**Required work**
Give only one thing: the number of lines that include the word "работе".

[Records]
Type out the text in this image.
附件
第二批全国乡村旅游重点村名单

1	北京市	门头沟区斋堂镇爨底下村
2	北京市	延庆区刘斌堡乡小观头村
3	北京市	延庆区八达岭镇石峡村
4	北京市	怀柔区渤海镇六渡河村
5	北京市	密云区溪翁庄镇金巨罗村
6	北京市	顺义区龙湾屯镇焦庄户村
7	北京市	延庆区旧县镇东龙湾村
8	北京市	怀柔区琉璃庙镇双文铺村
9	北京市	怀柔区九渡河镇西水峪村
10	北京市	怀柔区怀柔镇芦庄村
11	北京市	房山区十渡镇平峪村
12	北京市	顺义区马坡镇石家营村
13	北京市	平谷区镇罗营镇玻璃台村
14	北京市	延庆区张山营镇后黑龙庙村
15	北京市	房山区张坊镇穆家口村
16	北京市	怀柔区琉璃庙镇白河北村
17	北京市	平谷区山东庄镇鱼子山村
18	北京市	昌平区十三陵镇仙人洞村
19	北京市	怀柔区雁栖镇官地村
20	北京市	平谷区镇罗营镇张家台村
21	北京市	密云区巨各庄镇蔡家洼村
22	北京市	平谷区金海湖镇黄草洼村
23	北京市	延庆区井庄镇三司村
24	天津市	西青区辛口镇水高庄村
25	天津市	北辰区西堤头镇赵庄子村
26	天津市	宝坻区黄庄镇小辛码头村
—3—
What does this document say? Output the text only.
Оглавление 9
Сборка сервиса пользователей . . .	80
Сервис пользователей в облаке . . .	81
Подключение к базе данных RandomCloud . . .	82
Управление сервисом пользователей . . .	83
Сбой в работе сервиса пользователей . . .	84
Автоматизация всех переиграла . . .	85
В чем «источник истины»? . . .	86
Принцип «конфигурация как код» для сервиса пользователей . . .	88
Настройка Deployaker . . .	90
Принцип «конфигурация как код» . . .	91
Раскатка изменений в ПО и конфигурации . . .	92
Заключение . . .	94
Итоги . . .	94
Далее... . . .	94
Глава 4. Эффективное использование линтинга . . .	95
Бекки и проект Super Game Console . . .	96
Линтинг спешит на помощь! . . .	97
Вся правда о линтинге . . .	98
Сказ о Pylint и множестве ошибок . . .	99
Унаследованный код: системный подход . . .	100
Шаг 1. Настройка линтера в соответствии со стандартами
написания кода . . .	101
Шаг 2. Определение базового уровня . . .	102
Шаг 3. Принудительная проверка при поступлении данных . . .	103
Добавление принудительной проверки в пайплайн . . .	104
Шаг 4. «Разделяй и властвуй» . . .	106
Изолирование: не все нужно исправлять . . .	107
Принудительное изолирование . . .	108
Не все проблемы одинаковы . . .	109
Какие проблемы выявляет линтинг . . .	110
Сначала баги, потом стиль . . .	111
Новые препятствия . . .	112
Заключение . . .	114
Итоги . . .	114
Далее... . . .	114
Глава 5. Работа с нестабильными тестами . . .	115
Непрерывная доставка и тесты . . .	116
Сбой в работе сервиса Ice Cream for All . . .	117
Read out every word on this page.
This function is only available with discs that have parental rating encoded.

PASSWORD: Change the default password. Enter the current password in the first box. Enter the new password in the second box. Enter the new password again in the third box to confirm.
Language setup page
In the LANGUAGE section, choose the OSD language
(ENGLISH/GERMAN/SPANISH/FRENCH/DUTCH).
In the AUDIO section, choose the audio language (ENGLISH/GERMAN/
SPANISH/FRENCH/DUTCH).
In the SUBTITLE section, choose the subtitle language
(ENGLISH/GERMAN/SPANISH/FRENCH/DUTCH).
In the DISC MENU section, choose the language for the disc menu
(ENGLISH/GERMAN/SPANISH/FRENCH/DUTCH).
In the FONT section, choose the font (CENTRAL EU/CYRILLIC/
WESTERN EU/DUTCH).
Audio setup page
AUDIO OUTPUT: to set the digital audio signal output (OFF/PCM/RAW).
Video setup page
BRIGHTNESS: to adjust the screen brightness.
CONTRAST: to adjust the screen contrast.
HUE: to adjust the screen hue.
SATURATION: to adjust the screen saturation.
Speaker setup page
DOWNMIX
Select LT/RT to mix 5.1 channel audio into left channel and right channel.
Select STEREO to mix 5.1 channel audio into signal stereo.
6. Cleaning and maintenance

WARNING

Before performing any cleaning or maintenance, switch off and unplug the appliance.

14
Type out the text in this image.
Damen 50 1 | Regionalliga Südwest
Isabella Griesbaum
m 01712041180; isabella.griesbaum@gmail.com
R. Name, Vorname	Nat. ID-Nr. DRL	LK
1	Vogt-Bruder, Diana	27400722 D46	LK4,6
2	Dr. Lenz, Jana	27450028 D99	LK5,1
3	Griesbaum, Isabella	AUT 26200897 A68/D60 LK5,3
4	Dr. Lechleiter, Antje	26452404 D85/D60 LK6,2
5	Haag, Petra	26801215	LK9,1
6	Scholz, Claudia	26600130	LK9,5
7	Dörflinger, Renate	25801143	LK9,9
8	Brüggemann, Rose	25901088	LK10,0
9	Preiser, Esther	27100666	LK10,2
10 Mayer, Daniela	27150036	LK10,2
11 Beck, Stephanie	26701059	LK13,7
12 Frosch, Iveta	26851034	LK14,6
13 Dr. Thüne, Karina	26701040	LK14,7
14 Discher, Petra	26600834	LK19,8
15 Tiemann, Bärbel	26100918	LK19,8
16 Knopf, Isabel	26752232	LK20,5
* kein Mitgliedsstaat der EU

**Task answer**
2